▸ Aim of the exercise
Give every line from the entries that contains "filter".

Excerpt from a dataset:
· · · ·
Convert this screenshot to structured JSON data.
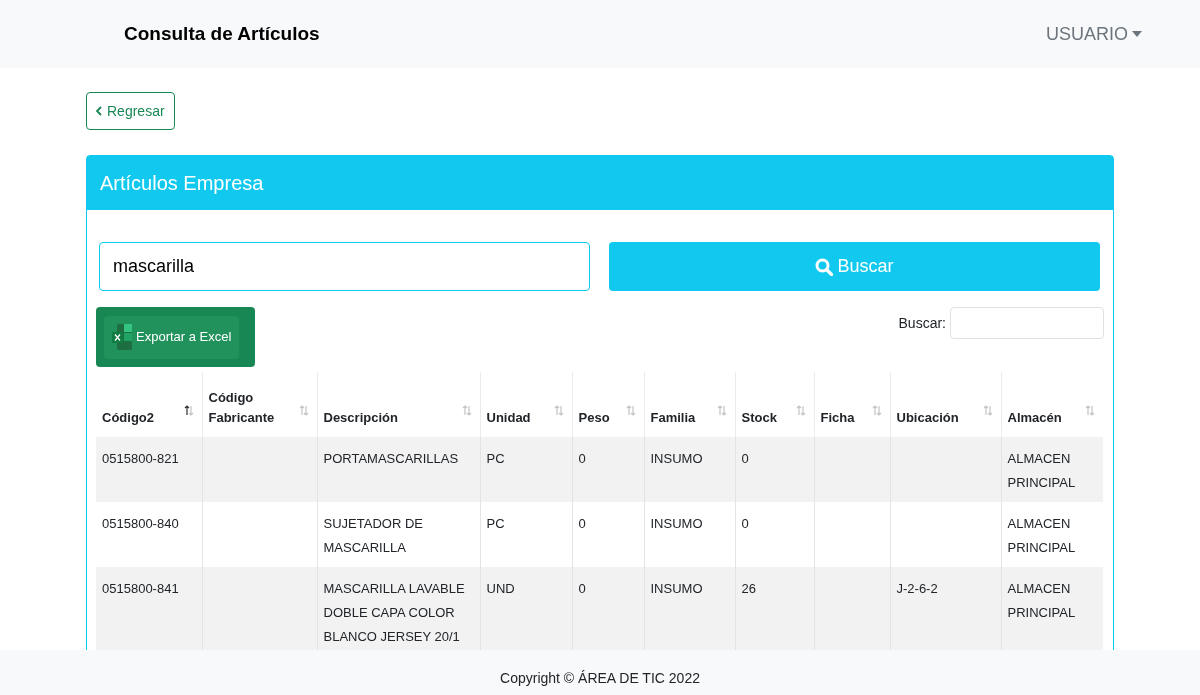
{
  "navbar": {
    "title": "Consulta de Artículos",
    "user_menu": "USUARIO"
  },
  "back_button": "Regresar",
  "card": {
    "title": "Artículos Empresa",
    "search_field": {
      "value": "mascarilla"
    },
    "search_button": "Buscar",
    "export_button": "Exportar a Excel",
    "filter": {
      "label": "Buscar:"
    },
    "table": {
      "columns": [
        {
          "label": "Código2",
          "sorted": true
        },
        {
          "label": "Código Fabricante",
          "sorted": false
        },
        {
          "label": "Descripción",
          "sorted": false
        },
        {
          "label": "Unidad",
          "sorted": false
        },
        {
          "label": "Peso",
          "sorted": false
        },
        {
          "label": "Familia",
          "sorted": false
        },
        {
          "label": "Stock",
          "sorted": false
        },
        {
          "label": "Ficha",
          "sorted": false
        },
        {
          "label": "Ubicación",
          "sorted": false
        },
        {
          "label": "Almacén",
          "sorted": false
        }
      ],
      "rows": [
        [
          "0515800-821",
          "",
          "PORTAMASCARILLAS",
          "PC",
          "0",
          "INSUMO",
          "0",
          "",
          "",
          "ALMACEN PRINCIPAL"
        ],
        [
          "0515800-840",
          "",
          "SUJETADOR DE MASCARILLA",
          "PC",
          "0",
          "INSUMO",
          "0",
          "",
          "",
          "ALMACEN PRINCIPAL"
        ],
        [
          "0515800-841",
          "",
          "MASCARILLA LAVABLE DOBLE CAPA COLOR BLANCO JERSEY 20/1",
          "UND",
          "0",
          "INSUMO",
          "26",
          "",
          "J-2-6-2",
          "ALMACEN PRINCIPAL"
        ]
      ]
    }
  },
  "footer": "Copyright © ÁREA DE TIC 2022"
}
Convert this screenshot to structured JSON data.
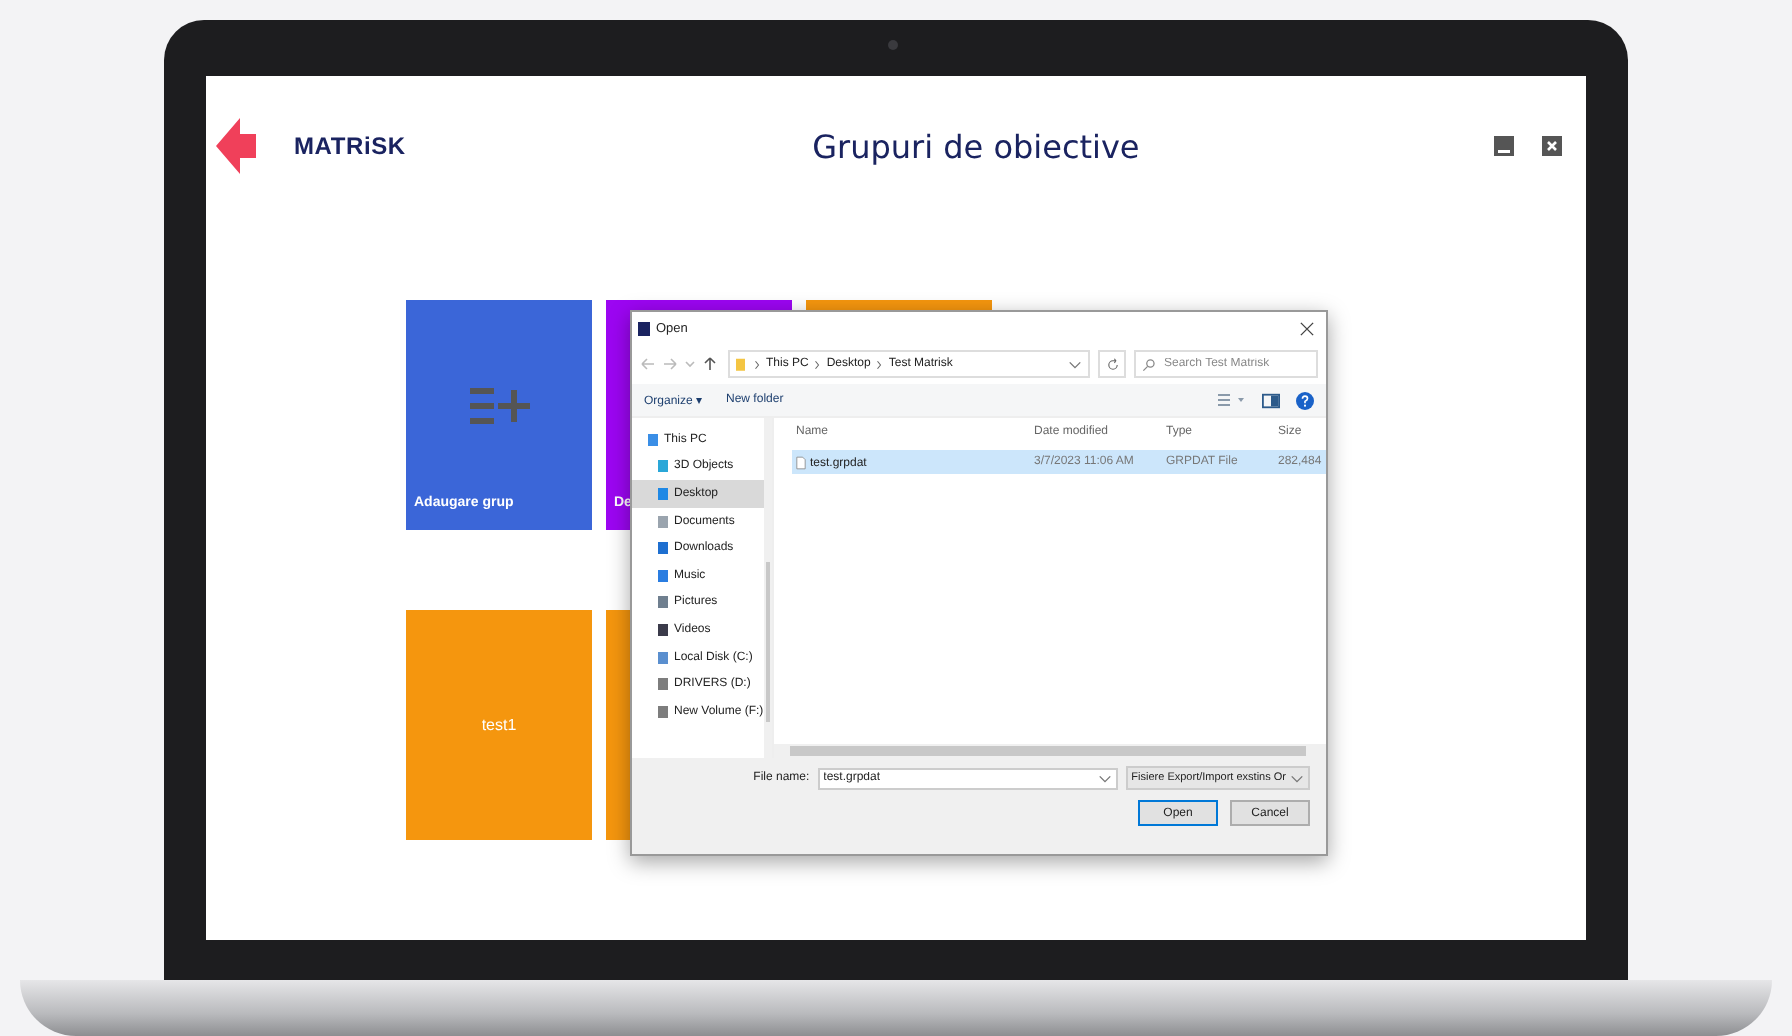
{
  "app": {
    "logo": "MATRiSK",
    "title": "Grupuri de obiective"
  },
  "tiles": [
    {
      "kind": "add",
      "label": "Adaugare grup",
      "color": "#3b66d8"
    },
    {
      "kind": "action",
      "label": "De",
      "color": "#9c06f2"
    },
    {
      "kind": "group",
      "color": "#f5960e"
    },
    {
      "kind": "group",
      "label": "test1",
      "color": "#f5960e"
    },
    {
      "kind": "group",
      "color": "#f5960e"
    }
  ],
  "dialog": {
    "title": "Open",
    "path": [
      "This PC",
      "Desktop",
      "Test Matrisk"
    ],
    "search": {
      "placeholder": "Search Test Matrisk"
    },
    "toolbar": [
      "Organize ▾",
      "New folder"
    ],
    "nav": [
      {
        "kind": "pc",
        "label": "This PC",
        "selected": false
      },
      {
        "kind": "cube",
        "label": "3D Objects",
        "selected": false
      },
      {
        "kind": "desktop",
        "label": "Desktop",
        "selected": true
      },
      {
        "kind": "docs",
        "label": "Documents",
        "selected": false
      },
      {
        "kind": "download",
        "label": "Downloads",
        "selected": false
      },
      {
        "kind": "music",
        "label": "Music",
        "selected": false
      },
      {
        "kind": "pictures",
        "label": "Pictures",
        "selected": false
      },
      {
        "kind": "videos",
        "label": "Videos",
        "selected": false
      },
      {
        "kind": "disk",
        "label": "Local Disk (C:)",
        "selected": false
      },
      {
        "kind": "drive",
        "label": "DRIVERS (D:)",
        "selected": false
      },
      {
        "kind": "drive",
        "label": "New Volume (F:)",
        "selected": false
      }
    ],
    "columns": [
      "Name",
      "Date modified",
      "Type",
      "Size"
    ],
    "files": [
      {
        "name": "test.grpdat",
        "date": "3/7/2023 11:06 AM",
        "type": "GRPDAT File",
        "size": "282,484",
        "selected": true
      }
    ],
    "file_name_label": "File name:",
    "file_name": "test.grpdat",
    "filter": "Fisiere Export/Import exstins Or",
    "buttons": [
      "Open",
      "Cancel"
    ]
  }
}
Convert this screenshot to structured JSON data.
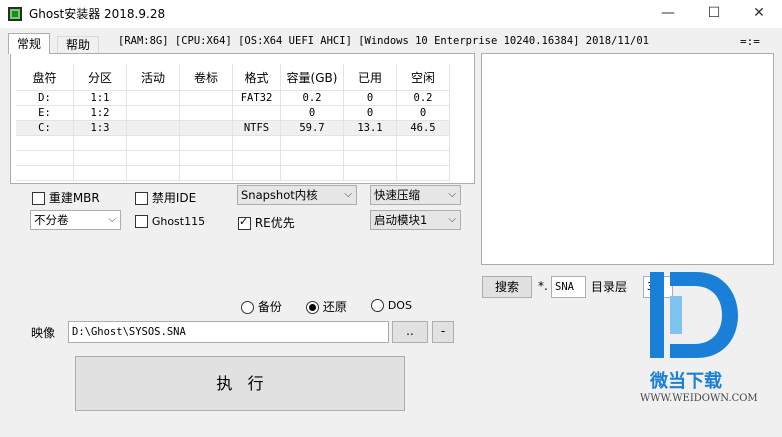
{
  "window": {
    "title": "Ghost安装器 2018.9.28",
    "minimize_glyph": "—",
    "maximize_glyph": "☐",
    "close_glyph": "✕"
  },
  "tabs": [
    {
      "label": "常规",
      "active": true
    },
    {
      "label": "帮助",
      "active": false
    }
  ],
  "system_info": "[RAM:8G] [CPU:X64] [OS:X64 UEFI AHCI] [Windows 10 Enterprise 10240.16384] 2018/11/01",
  "menu_dots": "=:=",
  "disk_table": {
    "headers": [
      "盘符",
      "分区",
      "活动",
      "卷标",
      "格式",
      "容量(GB)",
      "已用",
      "空闲"
    ],
    "rows": [
      [
        "D:",
        "1:1",
        "",
        "",
        "FAT32",
        "0.2",
        "0",
        "0.2"
      ],
      [
        "E:",
        "1:2",
        "",
        "",
        "",
        "0",
        "0",
        "0"
      ],
      [
        "C:",
        "1:3",
        "",
        "",
        "NTFS",
        "59.7",
        "13.1",
        "46.5"
      ]
    ],
    "selected_row": 2
  },
  "options": {
    "rebuild_mbr": {
      "label": "重建MBR",
      "checked": false
    },
    "disable_ide": {
      "label": "禁用IDE",
      "checked": false
    },
    "ghost115": {
      "label": "Ghost115",
      "checked": false
    },
    "re_priority": {
      "label": "RE优先",
      "checked": true
    },
    "kernel_select": "Snapshot内核",
    "compress_select": "快速压缩",
    "volume_select": "不分卷",
    "boot_module_select": "启动模块1"
  },
  "mode": {
    "backup": "备份",
    "restore": "还原",
    "dos": "DOS",
    "selected": "restore"
  },
  "image": {
    "label": "映像",
    "path": "D:\\Ghost\\SYSOS.SNA",
    "browse_label": "..",
    "minus_label": "-"
  },
  "execute_label": "执   行",
  "search": {
    "button_label": "搜索",
    "ext_prefix": "*.",
    "ext_value": "SNA",
    "depth_label": "目录层",
    "depth_value": "3"
  },
  "watermark": {
    "brand": "微当下载",
    "url": "WWW.WEIDOWN.COM",
    "color": "#1a7fd6"
  }
}
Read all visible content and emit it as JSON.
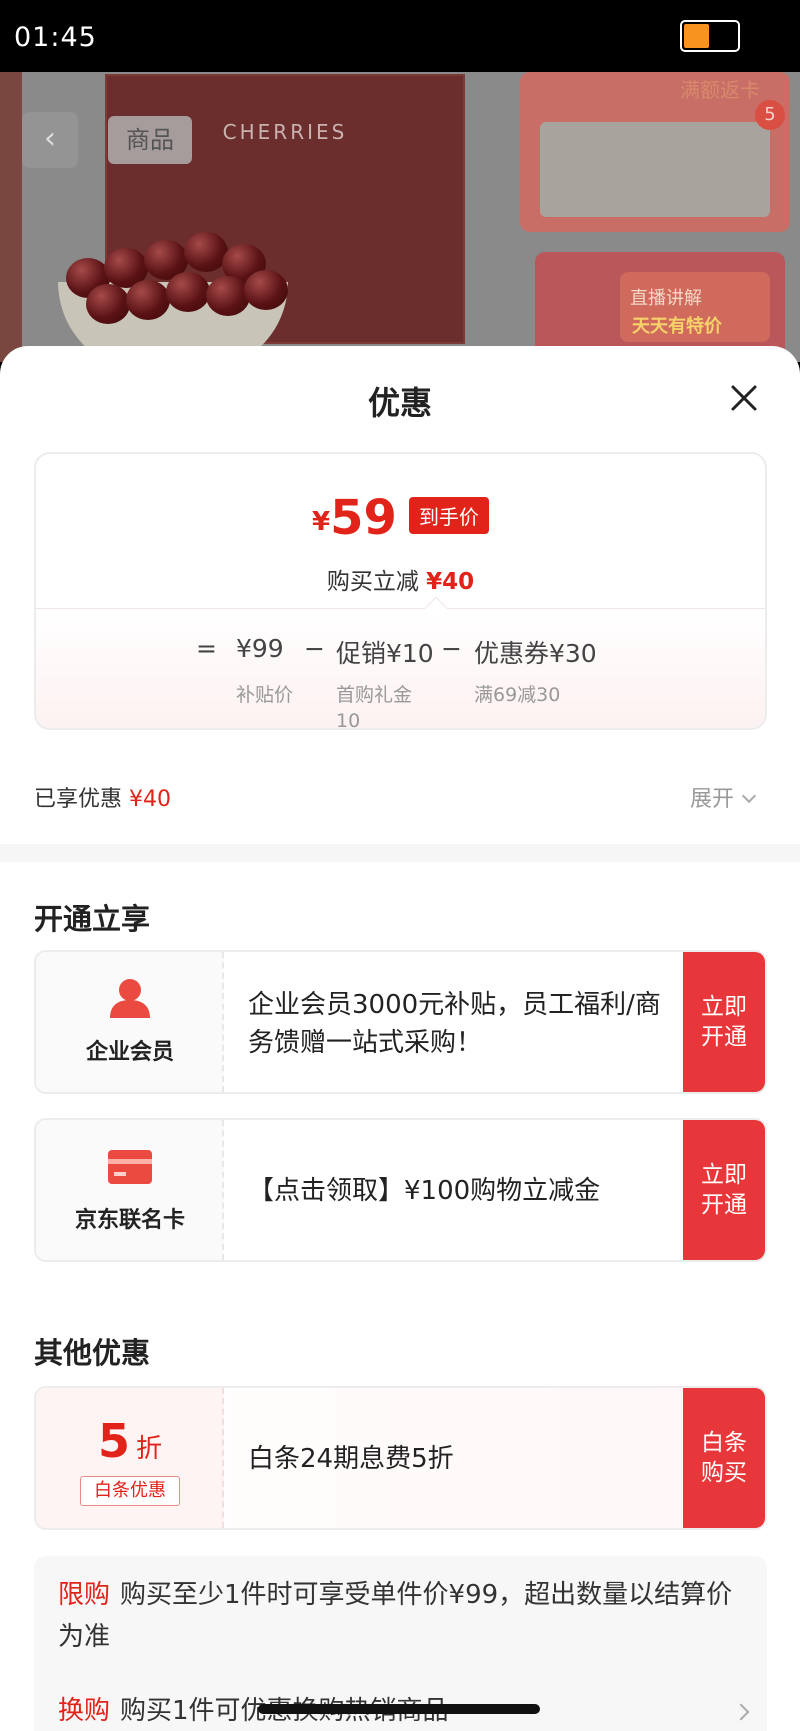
{
  "status_bar": {
    "time": "01:45",
    "battery_level_percent": 45,
    "battery_color": "#f7931e"
  },
  "backdrop": {
    "tab_label": "商品",
    "box_brand": "CHERRIES",
    "panel_tag": "满额返卡",
    "badge_count": "5",
    "live_label": "直播讲解",
    "live_slogan": "天天有特价"
  },
  "sheet": {
    "title": "优惠"
  },
  "price_card": {
    "currency": "¥",
    "final_price": "59",
    "final_price_tag": "到手价",
    "instant_discount_label": "购买立减",
    "instant_discount_value": "¥40",
    "equals_sign": "=",
    "minus_sign": "−",
    "calc": [
      {
        "amount": "¥99",
        "note": "补贴价"
      },
      {
        "amount": "促销¥10",
        "note": "首购礼金 10"
      },
      {
        "amount": "优惠券¥30",
        "note": "满69减30"
      }
    ]
  },
  "summary": {
    "enjoyed_label": "已享优惠",
    "enjoyed_value": "¥40",
    "expand_label": "展开"
  },
  "open_section": {
    "title": "开通立享",
    "offers": [
      {
        "label": "企业会员",
        "icon": "user-icon",
        "text": "企业会员3000元补贴，员工福利/商务馈赠一站式采购！",
        "button": "立即开通"
      },
      {
        "label": "京东联名卡",
        "icon": "card-icon",
        "text": "【点击领取】¥100购物立减金",
        "button": "立即开通"
      }
    ]
  },
  "other_section": {
    "title": "其他优惠",
    "offers": [
      {
        "discount_number": "5",
        "discount_unit": "折",
        "tag": "白条优惠",
        "text": "白条24期息费5折",
        "button": "白条购买"
      }
    ]
  },
  "limits": [
    {
      "tag": "限购",
      "text": "购买至少1件时可享受单件价¥99，超出数量以结算价为准"
    },
    {
      "tag": "换购",
      "text": "购买1件可优惠换购热销商品"
    }
  ],
  "colors": {
    "accent": "#e2231a",
    "button_red": "#e8373a"
  }
}
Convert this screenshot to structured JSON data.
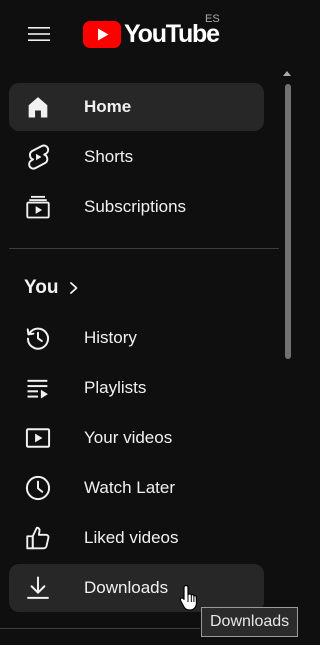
{
  "header": {
    "logo_text": "YouTube",
    "country_code": "ES"
  },
  "nav_primary": [
    {
      "label": "Home",
      "icon": "home-icon",
      "active": true
    },
    {
      "label": "Shorts",
      "icon": "shorts-icon"
    },
    {
      "label": "Subscriptions",
      "icon": "subscriptions-icon"
    }
  ],
  "you_section": {
    "title": "You",
    "items": [
      {
        "label": "History",
        "icon": "history-icon"
      },
      {
        "label": "Playlists",
        "icon": "playlists-icon"
      },
      {
        "label": "Your videos",
        "icon": "your-videos-icon"
      },
      {
        "label": "Watch Later",
        "icon": "watch-later-icon"
      },
      {
        "label": "Liked videos",
        "icon": "liked-videos-icon"
      },
      {
        "label": "Downloads",
        "icon": "downloads-icon",
        "hovered": true
      }
    ]
  },
  "tooltip": {
    "text": "Downloads"
  },
  "colors": {
    "background": "#0f0f0f",
    "active_item": "#272727",
    "brand_red": "#ff0000",
    "text": "#f1f1f1"
  }
}
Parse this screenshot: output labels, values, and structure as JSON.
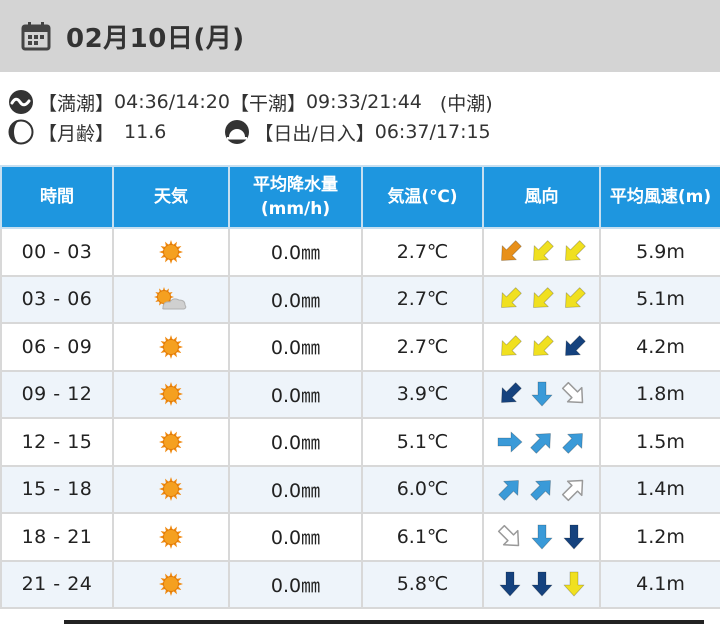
· · · ·
▸ Completed exercise
    "filter": {
    "filter": "Fisiere Export/Import exstins Or",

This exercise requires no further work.